HOW TO COMPLETE THIS TASK: Summarize the abstract on COVID-19 convalescent plasma below in two sentences.

Cell Rep Med
. 2022 Oct 24;100811.
doi: 10.1016/j.xcrm.2022.100811. Online ahead of print.
Nucleocapsid-specific antibody function is associated with therapeutic benefits from COVID-19 convalescent plasma therapy
Jonathan D Herman 1 , Chuangqi Wang 2 , John Stephen Burke 3 , Yonatan Zur 3 , Hacheming Compere 3 , Jaewon Kang 3 , Ryan Macvicar 3 , Sabian Taylor 3 , Sally Shin 3 , Ian Frank 4 , Don Siegel 5 , Pablo Tebas 4 , Grace H Choi 6 , Pamela A Shaw 7 , Hyunah Yoon 8 , Liise-Anne Pirofski 9 , Boris D Julg 3 , Katharine J Bar 10 , Douglas Lauffenburger 11 , Galit Alter 12
Affiliations
- PMID: 36351430
- DOI: 10.1016/j.xcrm.2022.100811
Abstract
Coronavirus disease 2019 (COVID-19) convalescent plasma (CCP), a passive polyclonal antibody therapeutic agent, has had mixed clinical results. Although antibody neutralization is the predominant approach to benchmarking CCP efficacy, CCP may also influence the evolution of the endogenous antibody response. Using systems serology to comprehensively profile severe acute respiratory syndrome coronavirus 2 (SARS-CoV-2) functional antibodies of hospitalized people with COVID-19 enrolled in a randomized controlled trial of CCP (ClinicalTrials.gov: NCT04397757), we find that the clinical benefits of CCP are associated with a shift toward reduced inflammatory Spike (S) responses and enhanced nucleocapsid (N) humoral responses. We find that CCP has the greatest clinical benefit in participants with low pre-existing anti-SARS-CoV-2 antibody function and that CCP-induced immunomodulatory Fc glycan profiles and N immunodominant profiles persist for at least 2 months. We highlight a potential mechanism of action of CCP associated with durable immunomodulation, outline optimal patient characteristics for CCP treatment, and provide guidance for development of a different class of COVID-19 hyperinflammation-targeting antibody therapeutic agents.
Keywords: COVID immunomodulation; COVID-19; Fc effector functions; SARS-CoV-2; antibody Fc glycosylation; convalescent plasma; functional antibodies; immunodominance shift; nucleocapsid; systems serology.

DATA EXTRACT:
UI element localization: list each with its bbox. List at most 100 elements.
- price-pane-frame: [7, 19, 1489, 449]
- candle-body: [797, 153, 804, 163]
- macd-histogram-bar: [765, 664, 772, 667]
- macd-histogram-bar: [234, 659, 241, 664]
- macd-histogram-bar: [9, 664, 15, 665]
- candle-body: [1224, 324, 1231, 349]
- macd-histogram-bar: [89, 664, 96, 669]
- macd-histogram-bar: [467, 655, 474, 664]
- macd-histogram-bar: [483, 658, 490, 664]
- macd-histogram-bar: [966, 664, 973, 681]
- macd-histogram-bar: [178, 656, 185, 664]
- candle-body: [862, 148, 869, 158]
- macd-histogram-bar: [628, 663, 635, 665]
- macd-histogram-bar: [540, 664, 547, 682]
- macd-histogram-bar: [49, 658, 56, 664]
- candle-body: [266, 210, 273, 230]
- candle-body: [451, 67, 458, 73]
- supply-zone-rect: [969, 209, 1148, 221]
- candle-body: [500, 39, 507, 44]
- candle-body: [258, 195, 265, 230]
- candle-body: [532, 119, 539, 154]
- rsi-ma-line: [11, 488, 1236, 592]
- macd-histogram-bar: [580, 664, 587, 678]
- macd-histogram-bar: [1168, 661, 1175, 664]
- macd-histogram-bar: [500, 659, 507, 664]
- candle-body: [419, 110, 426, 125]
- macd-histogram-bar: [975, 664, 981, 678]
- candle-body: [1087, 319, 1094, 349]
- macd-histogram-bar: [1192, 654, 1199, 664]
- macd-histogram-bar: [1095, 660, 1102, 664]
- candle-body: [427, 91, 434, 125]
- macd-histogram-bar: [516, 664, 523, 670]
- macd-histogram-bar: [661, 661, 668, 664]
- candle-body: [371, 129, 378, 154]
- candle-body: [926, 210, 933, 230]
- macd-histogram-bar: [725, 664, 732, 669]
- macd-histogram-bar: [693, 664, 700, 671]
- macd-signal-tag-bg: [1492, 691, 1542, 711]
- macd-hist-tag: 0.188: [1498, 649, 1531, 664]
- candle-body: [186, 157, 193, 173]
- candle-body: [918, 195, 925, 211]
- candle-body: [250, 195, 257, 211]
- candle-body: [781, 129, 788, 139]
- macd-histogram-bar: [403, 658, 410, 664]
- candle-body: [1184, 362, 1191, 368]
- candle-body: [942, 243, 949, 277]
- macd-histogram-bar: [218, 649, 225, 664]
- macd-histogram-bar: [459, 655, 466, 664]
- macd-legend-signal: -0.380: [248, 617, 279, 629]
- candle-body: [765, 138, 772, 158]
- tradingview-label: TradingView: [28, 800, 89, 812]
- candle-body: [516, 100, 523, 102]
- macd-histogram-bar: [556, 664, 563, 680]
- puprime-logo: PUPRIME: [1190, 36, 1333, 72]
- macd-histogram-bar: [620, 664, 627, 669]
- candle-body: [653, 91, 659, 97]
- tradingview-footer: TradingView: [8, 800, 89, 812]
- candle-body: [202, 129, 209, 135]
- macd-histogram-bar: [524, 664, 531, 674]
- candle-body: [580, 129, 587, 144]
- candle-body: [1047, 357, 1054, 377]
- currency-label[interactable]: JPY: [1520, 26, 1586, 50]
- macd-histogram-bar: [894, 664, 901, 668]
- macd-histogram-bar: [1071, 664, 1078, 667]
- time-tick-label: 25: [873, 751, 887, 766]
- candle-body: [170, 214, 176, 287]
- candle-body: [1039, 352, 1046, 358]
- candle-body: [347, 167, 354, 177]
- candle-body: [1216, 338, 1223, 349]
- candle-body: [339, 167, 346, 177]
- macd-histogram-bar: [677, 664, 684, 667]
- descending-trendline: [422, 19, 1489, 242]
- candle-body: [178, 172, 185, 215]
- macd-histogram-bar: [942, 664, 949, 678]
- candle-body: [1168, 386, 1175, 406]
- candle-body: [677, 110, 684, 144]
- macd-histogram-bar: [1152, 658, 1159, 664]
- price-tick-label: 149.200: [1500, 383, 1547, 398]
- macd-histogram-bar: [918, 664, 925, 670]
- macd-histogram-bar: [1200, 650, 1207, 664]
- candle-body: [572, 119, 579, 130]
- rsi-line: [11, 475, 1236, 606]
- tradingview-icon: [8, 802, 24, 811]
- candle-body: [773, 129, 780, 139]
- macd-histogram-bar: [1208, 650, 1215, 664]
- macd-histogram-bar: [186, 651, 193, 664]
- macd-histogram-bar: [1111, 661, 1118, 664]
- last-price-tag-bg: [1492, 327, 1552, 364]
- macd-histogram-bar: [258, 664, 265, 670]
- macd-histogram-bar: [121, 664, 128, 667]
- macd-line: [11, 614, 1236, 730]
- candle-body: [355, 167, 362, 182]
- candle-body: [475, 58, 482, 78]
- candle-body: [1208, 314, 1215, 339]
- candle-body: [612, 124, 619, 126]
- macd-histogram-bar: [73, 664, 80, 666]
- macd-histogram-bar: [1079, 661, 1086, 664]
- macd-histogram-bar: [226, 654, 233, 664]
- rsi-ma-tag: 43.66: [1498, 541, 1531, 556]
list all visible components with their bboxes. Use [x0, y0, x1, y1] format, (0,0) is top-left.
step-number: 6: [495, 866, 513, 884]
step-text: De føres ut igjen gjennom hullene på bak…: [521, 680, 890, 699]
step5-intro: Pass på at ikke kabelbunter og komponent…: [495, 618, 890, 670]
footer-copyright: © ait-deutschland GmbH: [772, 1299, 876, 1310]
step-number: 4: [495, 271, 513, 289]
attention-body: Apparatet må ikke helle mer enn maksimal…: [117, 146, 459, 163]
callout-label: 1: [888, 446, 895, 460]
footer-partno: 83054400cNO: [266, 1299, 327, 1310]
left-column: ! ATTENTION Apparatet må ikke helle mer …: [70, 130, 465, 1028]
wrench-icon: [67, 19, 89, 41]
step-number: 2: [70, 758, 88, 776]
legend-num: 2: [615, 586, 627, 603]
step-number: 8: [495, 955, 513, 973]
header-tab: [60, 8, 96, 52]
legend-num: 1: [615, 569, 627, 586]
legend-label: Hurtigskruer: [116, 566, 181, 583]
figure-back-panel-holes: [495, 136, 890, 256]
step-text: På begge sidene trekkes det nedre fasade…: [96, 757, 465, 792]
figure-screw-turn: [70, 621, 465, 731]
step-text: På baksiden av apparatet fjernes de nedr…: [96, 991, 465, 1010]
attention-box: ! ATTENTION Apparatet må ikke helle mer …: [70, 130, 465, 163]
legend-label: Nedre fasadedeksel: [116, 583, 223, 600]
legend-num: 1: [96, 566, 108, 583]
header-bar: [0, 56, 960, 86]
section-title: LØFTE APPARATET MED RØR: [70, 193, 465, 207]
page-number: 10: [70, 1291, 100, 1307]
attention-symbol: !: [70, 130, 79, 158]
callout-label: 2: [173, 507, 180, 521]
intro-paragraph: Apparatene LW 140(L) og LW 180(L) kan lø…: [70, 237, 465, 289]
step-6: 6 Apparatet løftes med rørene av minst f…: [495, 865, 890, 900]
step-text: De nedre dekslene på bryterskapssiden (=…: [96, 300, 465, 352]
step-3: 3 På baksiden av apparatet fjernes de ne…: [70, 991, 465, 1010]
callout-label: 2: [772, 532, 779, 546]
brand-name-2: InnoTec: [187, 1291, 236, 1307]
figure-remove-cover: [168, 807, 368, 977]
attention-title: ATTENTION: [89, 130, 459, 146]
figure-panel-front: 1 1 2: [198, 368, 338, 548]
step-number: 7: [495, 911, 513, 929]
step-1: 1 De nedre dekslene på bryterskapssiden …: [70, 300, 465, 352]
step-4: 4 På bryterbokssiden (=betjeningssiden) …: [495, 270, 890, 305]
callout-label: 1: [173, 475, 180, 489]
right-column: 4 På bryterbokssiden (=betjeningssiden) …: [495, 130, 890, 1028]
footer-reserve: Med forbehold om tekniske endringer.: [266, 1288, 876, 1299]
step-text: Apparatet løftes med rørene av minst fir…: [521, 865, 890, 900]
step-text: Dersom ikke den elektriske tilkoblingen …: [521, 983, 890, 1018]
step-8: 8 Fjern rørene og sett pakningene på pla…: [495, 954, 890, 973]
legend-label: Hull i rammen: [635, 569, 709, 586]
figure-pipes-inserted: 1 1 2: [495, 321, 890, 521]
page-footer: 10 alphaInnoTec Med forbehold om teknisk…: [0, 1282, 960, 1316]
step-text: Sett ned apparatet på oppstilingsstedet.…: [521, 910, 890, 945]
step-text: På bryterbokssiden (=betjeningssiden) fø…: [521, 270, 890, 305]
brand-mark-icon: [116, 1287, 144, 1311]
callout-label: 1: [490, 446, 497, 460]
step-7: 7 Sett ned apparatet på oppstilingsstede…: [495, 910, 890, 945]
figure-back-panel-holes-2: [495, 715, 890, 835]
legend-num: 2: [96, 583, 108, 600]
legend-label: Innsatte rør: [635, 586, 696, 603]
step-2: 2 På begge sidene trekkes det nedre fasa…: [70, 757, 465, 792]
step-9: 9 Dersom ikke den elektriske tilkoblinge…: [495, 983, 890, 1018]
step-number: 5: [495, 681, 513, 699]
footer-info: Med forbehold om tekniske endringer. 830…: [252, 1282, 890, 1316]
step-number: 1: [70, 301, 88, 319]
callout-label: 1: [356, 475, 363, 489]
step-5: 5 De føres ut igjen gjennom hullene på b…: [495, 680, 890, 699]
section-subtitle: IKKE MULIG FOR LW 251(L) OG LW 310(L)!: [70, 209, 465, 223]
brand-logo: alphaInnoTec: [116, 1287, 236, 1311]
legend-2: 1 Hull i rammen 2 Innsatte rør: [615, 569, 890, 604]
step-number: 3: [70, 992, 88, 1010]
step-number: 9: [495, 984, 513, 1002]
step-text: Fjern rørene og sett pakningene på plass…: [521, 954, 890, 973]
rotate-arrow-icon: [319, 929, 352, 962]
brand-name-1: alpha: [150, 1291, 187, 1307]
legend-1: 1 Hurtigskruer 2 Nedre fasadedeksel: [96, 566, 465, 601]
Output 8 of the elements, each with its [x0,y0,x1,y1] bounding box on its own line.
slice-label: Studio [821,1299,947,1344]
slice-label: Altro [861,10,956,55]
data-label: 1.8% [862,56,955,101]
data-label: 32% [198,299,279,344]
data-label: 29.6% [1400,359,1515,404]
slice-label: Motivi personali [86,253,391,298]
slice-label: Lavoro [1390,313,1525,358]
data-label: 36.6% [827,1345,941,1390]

RESPONSE: COVID-19 convalescent plasma has had mixed clinical results. In a randomized controlled trial of hospitalized people with COVID-19, its clinical benefits were associated with reduced inflammatory Spike responses and enhanced nucleocapsid humoral responses; it helped most in participants with low pre-existing anti-SARS-CoV-2 antibody function, and its immunomodulatory Fc glycan and N immunodominant profiles persisted for at least 2 months.